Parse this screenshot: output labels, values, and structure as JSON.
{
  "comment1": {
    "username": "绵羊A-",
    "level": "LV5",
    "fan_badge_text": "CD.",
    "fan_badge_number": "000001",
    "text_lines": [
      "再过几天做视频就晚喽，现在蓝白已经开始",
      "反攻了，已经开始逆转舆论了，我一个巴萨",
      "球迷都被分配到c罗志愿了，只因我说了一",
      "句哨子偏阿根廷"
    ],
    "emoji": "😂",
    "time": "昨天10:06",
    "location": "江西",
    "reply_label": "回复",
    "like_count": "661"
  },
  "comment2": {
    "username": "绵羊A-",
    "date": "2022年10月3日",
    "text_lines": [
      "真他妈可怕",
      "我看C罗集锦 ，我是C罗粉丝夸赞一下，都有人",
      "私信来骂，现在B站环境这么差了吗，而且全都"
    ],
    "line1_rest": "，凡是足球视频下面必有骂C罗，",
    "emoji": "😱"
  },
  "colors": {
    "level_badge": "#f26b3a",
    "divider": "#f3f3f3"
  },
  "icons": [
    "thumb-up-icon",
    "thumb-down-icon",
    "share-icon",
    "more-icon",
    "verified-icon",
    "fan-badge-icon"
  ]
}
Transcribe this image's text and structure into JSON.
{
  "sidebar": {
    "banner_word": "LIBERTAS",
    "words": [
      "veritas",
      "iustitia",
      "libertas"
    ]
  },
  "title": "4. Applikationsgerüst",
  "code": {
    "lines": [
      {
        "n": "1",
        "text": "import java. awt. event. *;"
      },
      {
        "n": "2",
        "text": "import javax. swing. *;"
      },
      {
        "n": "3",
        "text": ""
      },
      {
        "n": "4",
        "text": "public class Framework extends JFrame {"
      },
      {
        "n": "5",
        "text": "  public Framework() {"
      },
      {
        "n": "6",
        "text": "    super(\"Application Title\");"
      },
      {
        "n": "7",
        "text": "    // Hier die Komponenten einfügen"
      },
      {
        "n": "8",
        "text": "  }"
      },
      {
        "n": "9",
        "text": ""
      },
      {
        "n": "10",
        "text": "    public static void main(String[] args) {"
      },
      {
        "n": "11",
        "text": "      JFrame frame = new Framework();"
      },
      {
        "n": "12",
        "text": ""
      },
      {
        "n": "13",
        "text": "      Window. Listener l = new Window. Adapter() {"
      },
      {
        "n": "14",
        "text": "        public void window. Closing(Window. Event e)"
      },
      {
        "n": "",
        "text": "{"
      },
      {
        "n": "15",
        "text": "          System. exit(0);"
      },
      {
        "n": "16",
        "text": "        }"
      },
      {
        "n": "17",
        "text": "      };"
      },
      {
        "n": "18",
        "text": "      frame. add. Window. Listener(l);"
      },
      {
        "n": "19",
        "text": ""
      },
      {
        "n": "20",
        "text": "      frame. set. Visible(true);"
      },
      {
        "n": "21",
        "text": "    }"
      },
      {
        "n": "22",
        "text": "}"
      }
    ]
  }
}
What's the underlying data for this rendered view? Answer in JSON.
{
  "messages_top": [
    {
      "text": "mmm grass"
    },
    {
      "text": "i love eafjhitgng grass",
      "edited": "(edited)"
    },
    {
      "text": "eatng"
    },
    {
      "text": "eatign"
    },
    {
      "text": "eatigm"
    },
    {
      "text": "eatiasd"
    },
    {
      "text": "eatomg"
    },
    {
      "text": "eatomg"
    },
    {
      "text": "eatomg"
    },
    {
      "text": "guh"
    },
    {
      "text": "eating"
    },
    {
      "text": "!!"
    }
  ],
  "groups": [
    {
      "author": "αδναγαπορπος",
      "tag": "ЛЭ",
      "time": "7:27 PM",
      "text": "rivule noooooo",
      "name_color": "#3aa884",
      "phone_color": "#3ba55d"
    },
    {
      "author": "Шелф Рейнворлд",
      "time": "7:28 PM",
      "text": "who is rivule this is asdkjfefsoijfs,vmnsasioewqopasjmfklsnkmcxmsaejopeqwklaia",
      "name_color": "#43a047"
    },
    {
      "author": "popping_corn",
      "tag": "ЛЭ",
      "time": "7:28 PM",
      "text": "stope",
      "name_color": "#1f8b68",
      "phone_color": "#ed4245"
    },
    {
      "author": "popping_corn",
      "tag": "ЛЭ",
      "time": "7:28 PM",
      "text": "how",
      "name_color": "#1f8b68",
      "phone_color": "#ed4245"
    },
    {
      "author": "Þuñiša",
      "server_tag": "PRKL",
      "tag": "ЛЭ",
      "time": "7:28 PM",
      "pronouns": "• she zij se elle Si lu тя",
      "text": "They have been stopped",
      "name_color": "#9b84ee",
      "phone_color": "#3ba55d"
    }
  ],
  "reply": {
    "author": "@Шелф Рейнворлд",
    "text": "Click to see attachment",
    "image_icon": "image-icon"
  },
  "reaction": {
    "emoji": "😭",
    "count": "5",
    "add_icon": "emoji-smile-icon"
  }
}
§ §
Directive: The answer is the number of lines in the preceding material that hold "grass"; write that number and nothing else.

In response: 2